▶ Stated goal
In the records below, find the line containing "Enumerate this screenshot's". Output it and every line after it to the end, unchanged, with no pictures.

%%

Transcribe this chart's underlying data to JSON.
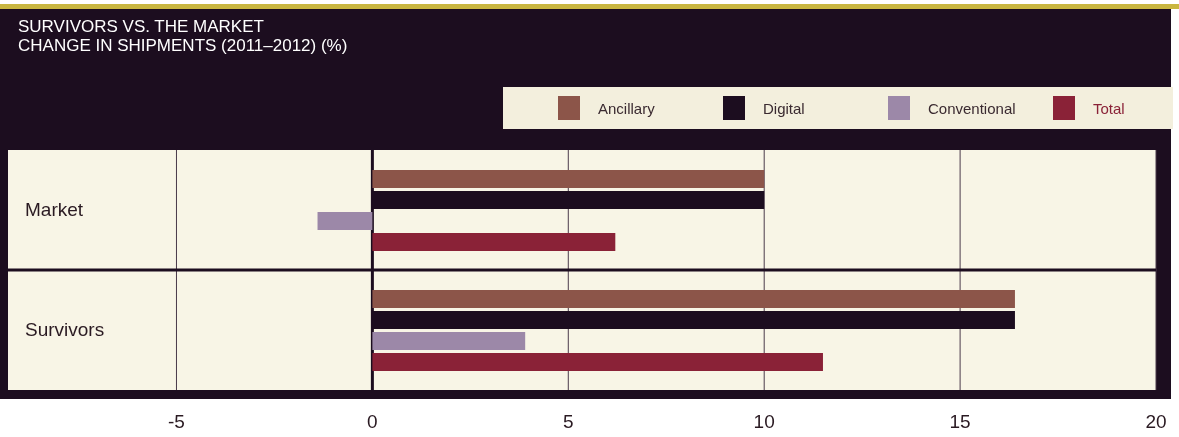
{
  "chart_data": {
    "type": "bar",
    "orientation": "horizontal",
    "title": "SURVIVORS VS. THE MARKET\nCHANGE IN SHIPMENTS (2011–2012) (%)",
    "categories": [
      "Market",
      "Survivors"
    ],
    "series": [
      {
        "name": "Ancillary",
        "color": "#8c5549",
        "values": [
          10,
          16.4
        ]
      },
      {
        "name": "Digital",
        "color": "#1c0d1f",
        "values": [
          10,
          16.4
        ]
      },
      {
        "name": "Conventional",
        "color": "#9c88a8",
        "values": [
          -1.4,
          3.9
        ]
      },
      {
        "name": "Total",
        "color": "#8a2237",
        "values": [
          6.2,
          11.5
        ]
      }
    ],
    "xlim": [
      -9.3,
      20
    ],
    "xticks": [
      -5,
      0,
      5,
      10,
      15,
      20
    ],
    "grid": "x",
    "legend": "top right"
  }
}
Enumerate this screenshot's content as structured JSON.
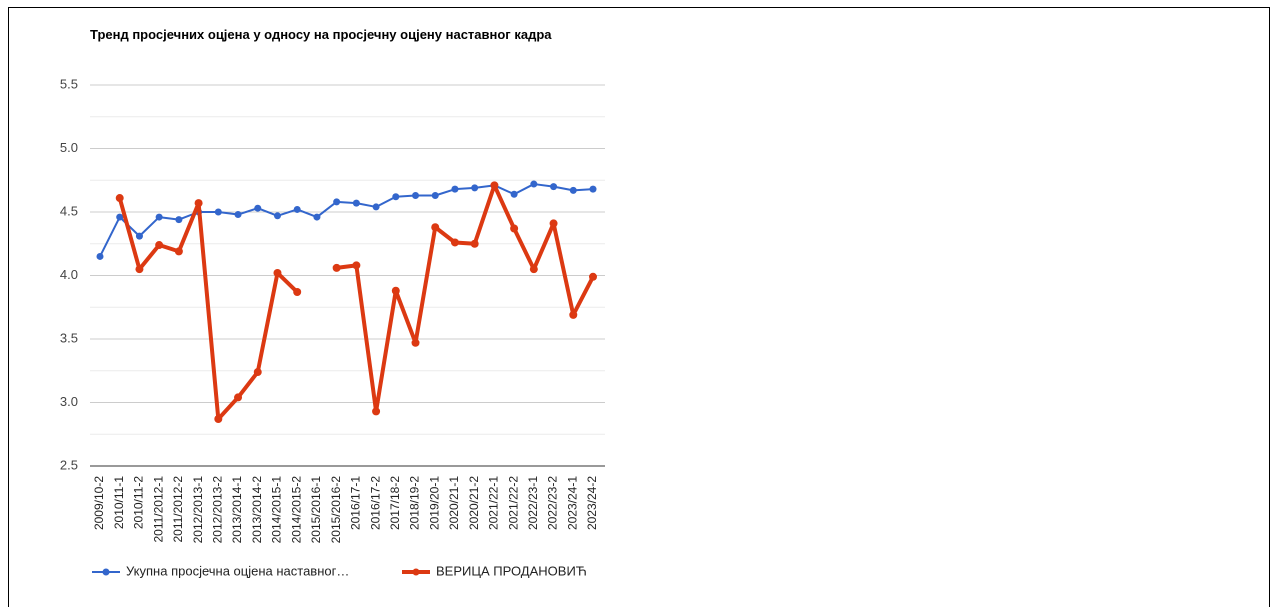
{
  "chart_data": {
    "type": "line",
    "title": "Тренд просјечних оцјена у односу на просјечну оцјену наставног кадра",
    "categories": [
      "2009/10-2",
      "2010/11-1",
      "2010/11-2",
      "2011/2012-1",
      "2011/2012-2",
      "2012/2013-1",
      "2012/2013-2",
      "2013/2014-1",
      "2013/2014-2",
      "2014/2015-1",
      "2014/2015-2",
      "2015/2016-1",
      "2015/2016-2",
      "2016/17-1",
      "2016/17-2",
      "2017/18-2",
      "2018/19-2",
      "2019/20-1",
      "2020/21-1",
      "2020/21-2",
      "2021/22-1",
      "2021/22-2",
      "2022/23-1",
      "2022/23-2",
      "2023/24-1",
      "2023/24-2"
    ],
    "series": [
      {
        "name": "Укупна просјечна оцјена наставног…",
        "color": "#3366cc",
        "values": [
          4.15,
          4.46,
          4.31,
          4.46,
          4.44,
          4.5,
          4.5,
          4.48,
          4.53,
          4.47,
          4.52,
          4.46,
          4.58,
          4.57,
          4.54,
          4.62,
          4.63,
          4.63,
          4.68,
          4.69,
          4.71,
          4.64,
          4.72,
          4.7,
          4.67,
          4.68
        ]
      },
      {
        "name": "ВЕРИЦА ПРОДАНОВИЋ",
        "color": "#dc3912",
        "values": [
          null,
          4.61,
          4.05,
          4.24,
          4.19,
          4.57,
          2.87,
          3.04,
          3.24,
          4.02,
          3.87,
          null,
          4.06,
          4.08,
          2.93,
          3.88,
          3.47,
          4.38,
          4.26,
          4.25,
          4.71,
          4.37,
          4.05,
          4.41,
          3.69,
          3.99
        ]
      }
    ],
    "ylim": [
      2.5,
      5.5
    ],
    "yticks": [
      2.5,
      {
        "value": 3,
        "label": "3.0"
      },
      3.5,
      {
        "value": 4,
        "label": "4.0"
      },
      4.5,
      {
        "value": 5,
        "label": "5.0"
      },
      5.5
    ],
    "grid": true,
    "legend": "bottom"
  }
}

%%

▶ Result for this exercise
Enumerate this screenshot's content as structured JSON.
{
  "chart_data": {
    "type": "line",
    "title": "Тренд просјечних оцјена у односу на просјечну оцјену наставног кадра",
    "categories": [
      "2009/10-2",
      "2010/11-1",
      "2010/11-2",
      "2011/2012-1",
      "2011/2012-2",
      "2012/2013-1",
      "2012/2013-2",
      "2013/2014-1",
      "2013/2014-2",
      "2014/2015-1",
      "2014/2015-2",
      "2015/2016-1",
      "2015/2016-2",
      "2016/17-1",
      "2016/17-2",
      "2017/18-2",
      "2018/19-2",
      "2019/20-1",
      "2020/21-1",
      "2020/21-2",
      "2021/22-1",
      "2021/22-2",
      "2022/23-1",
      "2022/23-2",
      "2023/24-1",
      "2023/24-2"
    ],
    "series": [
      {
        "name": "Укупна просјечна оцјена наставног…",
        "color": "#3366cc",
        "values": [
          4.15,
          4.46,
          4.31,
          4.46,
          4.44,
          4.5,
          4.5,
          4.48,
          4.53,
          4.47,
          4.52,
          4.46,
          4.58,
          4.57,
          4.54,
          4.62,
          4.63,
          4.63,
          4.68,
          4.69,
          4.71,
          4.64,
          4.72,
          4.7,
          4.67,
          4.68
        ]
      },
      {
        "name": "ВЕРИЦА ПРОДАНОВИЋ",
        "color": "#dc3912",
        "values": [
          null,
          4.61,
          4.05,
          4.24,
          4.19,
          4.57,
          2.87,
          3.04,
          3.24,
          4.02,
          3.87,
          null,
          4.06,
          4.08,
          2.93,
          3.88,
          3.47,
          4.38,
          4.26,
          4.25,
          4.71,
          4.37,
          4.05,
          4.41,
          3.69,
          3.99
        ]
      }
    ],
    "ylim": [
      2.5,
      5.5
    ],
    "yticks": [
      2.5,
      {
        "value": 3,
        "label": "3.0"
      },
      3.5,
      {
        "value": 4,
        "label": "4.0"
      },
      4.5,
      {
        "value": 5,
        "label": "5.0"
      },
      5.5
    ],
    "grid": true,
    "legend": "bottom"
  }
}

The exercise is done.